◆ **Stated task**
Copy the line with "Convert this screenshot" and all lines following it through the last line of the entries, exactly as written.

A block of data:

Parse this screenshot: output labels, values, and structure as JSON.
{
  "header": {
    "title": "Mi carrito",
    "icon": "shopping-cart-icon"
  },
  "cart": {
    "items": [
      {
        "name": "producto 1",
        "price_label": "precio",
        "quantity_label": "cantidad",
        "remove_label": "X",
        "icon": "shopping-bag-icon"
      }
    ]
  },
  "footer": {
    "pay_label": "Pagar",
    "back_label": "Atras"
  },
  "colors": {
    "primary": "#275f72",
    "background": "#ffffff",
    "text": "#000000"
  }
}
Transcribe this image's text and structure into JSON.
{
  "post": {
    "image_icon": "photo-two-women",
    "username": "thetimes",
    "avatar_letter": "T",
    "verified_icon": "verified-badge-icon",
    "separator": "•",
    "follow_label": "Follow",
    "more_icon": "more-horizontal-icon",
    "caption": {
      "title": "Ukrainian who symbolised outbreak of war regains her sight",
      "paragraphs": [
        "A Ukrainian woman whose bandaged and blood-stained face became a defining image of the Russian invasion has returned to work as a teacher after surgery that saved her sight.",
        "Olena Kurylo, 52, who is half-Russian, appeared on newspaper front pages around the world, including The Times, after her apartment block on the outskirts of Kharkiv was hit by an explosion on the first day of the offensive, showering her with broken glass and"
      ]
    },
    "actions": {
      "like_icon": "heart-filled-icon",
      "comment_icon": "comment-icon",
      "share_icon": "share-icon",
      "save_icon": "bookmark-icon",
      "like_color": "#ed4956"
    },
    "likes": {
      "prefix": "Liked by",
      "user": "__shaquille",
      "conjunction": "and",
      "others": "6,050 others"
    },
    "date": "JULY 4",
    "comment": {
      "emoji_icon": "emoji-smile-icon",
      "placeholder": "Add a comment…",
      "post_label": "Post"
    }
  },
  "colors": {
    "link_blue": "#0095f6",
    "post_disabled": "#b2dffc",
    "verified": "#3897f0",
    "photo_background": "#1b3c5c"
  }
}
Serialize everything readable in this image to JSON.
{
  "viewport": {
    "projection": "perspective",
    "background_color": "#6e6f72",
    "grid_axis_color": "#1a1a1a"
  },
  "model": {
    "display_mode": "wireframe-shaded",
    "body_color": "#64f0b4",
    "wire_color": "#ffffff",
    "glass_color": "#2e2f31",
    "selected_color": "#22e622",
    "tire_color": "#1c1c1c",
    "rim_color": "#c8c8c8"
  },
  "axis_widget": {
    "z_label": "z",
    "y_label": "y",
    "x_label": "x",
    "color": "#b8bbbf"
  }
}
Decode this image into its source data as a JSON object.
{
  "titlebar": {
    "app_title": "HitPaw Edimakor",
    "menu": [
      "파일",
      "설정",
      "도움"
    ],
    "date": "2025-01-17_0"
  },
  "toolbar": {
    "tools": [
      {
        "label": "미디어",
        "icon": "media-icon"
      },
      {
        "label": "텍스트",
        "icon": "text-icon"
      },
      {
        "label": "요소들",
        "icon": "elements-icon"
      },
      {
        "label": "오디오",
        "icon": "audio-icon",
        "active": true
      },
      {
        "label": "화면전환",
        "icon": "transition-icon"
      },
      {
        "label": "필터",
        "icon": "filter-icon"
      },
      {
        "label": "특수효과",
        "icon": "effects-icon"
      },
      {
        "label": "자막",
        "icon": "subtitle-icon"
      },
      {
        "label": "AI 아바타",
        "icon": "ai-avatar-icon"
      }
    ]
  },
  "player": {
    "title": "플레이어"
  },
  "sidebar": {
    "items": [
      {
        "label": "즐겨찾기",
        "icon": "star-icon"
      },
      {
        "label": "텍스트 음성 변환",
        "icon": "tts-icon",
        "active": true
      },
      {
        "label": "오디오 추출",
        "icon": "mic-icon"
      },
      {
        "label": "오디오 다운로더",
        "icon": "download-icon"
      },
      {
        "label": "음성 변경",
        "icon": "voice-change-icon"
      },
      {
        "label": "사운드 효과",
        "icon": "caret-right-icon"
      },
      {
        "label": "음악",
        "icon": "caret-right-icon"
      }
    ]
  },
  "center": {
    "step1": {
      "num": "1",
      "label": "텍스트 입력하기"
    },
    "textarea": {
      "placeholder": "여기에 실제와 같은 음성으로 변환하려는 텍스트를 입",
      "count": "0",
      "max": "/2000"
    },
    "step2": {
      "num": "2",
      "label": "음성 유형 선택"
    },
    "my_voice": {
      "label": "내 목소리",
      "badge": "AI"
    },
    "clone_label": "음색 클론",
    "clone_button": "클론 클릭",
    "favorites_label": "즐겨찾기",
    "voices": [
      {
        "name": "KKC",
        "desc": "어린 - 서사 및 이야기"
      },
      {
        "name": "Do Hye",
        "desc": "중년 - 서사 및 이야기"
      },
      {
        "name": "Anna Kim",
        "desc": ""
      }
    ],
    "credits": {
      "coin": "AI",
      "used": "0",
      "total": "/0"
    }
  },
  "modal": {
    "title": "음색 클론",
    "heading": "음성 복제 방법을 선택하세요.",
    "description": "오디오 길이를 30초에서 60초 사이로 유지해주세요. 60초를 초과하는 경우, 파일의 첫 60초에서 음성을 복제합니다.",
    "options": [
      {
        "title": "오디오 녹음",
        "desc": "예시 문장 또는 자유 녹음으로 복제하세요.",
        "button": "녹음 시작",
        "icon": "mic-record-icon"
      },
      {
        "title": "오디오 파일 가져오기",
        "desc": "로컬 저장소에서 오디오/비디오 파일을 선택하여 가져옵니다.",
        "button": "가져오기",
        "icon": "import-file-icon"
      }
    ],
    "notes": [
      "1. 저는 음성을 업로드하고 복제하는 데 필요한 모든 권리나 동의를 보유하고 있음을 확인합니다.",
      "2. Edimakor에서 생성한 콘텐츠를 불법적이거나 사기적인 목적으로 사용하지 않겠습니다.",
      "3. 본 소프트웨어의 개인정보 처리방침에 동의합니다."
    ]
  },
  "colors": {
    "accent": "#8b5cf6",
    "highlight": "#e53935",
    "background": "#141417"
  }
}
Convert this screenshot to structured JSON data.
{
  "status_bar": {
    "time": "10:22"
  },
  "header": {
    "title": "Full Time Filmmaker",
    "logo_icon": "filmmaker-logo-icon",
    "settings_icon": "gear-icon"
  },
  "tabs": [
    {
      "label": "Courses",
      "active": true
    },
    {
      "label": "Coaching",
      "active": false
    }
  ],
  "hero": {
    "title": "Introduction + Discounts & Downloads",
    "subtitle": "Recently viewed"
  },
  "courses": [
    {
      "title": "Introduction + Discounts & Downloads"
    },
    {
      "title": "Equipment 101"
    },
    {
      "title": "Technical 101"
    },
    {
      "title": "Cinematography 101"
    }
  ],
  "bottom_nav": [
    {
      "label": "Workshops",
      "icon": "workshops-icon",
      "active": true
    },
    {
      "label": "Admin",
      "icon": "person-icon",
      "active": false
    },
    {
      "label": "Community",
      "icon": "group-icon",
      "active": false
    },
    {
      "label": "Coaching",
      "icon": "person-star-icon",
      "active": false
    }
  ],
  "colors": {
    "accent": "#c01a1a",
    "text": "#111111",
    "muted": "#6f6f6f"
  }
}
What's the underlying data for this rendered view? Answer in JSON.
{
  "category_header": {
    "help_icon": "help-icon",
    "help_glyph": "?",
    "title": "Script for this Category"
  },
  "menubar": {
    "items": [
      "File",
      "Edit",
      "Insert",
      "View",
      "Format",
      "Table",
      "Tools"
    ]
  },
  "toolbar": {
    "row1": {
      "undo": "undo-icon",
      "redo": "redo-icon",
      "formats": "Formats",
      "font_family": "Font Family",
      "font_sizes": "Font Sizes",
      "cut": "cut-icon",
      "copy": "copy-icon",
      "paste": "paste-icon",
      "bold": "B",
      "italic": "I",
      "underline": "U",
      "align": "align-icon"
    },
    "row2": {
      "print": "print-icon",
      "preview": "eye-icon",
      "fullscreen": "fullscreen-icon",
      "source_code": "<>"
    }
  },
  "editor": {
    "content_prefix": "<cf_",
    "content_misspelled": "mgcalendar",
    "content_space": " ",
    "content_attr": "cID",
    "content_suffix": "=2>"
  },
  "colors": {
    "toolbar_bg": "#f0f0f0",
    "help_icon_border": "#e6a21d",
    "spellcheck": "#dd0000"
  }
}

◆ **Answer in full**
Convert this screenshot to structured JSON data.
{
  "status_bar": {
    "time": "10:22"
  },
  "header": {
    "title": "Full Time Filmmaker",
    "logo_icon": "filmmaker-logo-icon",
    "settings_icon": "gear-icon"
  },
  "tabs": [
    {
      "label": "Courses",
      "active": true
    },
    {
      "label": "Coaching",
      "active": false
    }
  ],
  "hero": {
    "title": "Introduction + Discounts & Downloads",
    "subtitle": "Recently viewed"
  },
  "courses": [
    {
      "title": "Introduction + Discounts & Downloads"
    },
    {
      "title": "Equipment 101"
    },
    {
      "title": "Technical 101"
    },
    {
      "title": "Cinematography 101"
    }
  ],
  "bottom_nav": [
    {
      "label": "Workshops",
      "icon": "workshops-icon",
      "active": true
    },
    {
      "label": "Admin",
      "icon": "person-icon",
      "active": false
    },
    {
      "label": "Community",
      "icon": "group-icon",
      "active": false
    },
    {
      "label": "Coaching",
      "icon": "person-star-icon",
      "active": false
    }
  ],
  "colors": {
    "accent": "#c01a1a",
    "text": "#111111",
    "muted": "#6f6f6f"
  }
}
What's the underlying data for this rendered view? Answer in JSON.
{
  "category_header": {
    "help_icon": "help-icon",
    "help_glyph": "?",
    "title": "Script for this Category"
  },
  "menubar": {
    "items": [
      "File",
      "Edit",
      "Insert",
      "View",
      "Format",
      "Table",
      "Tools"
    ]
  },
  "toolbar": {
    "row1": {
      "undo": "undo-icon",
      "redo": "redo-icon",
      "formats": "Formats",
      "font_family": "Font Family",
      "font_sizes": "Font Sizes",
      "cut": "cut-icon",
      "copy": "copy-icon",
      "paste": "paste-icon",
      "bold": "B",
      "italic": "I",
      "underline": "U",
      "align": "align-icon"
    },
    "row2": {
      "print": "print-icon",
      "preview": "eye-icon",
      "fullscreen": "fullscreen-icon",
      "source_code": "<>"
    }
  },
  "editor": {
    "content_prefix": "<cf_",
    "content_misspelled": "mgcalendar",
    "content_space": " ",
    "content_attr": "cID",
    "content_suffix": "=2>"
  },
  "colors": {
    "toolbar_bg": "#f0f0f0",
    "help_icon_border": "#e6a21d",
    "spellcheck": "#dd0000"
  }
}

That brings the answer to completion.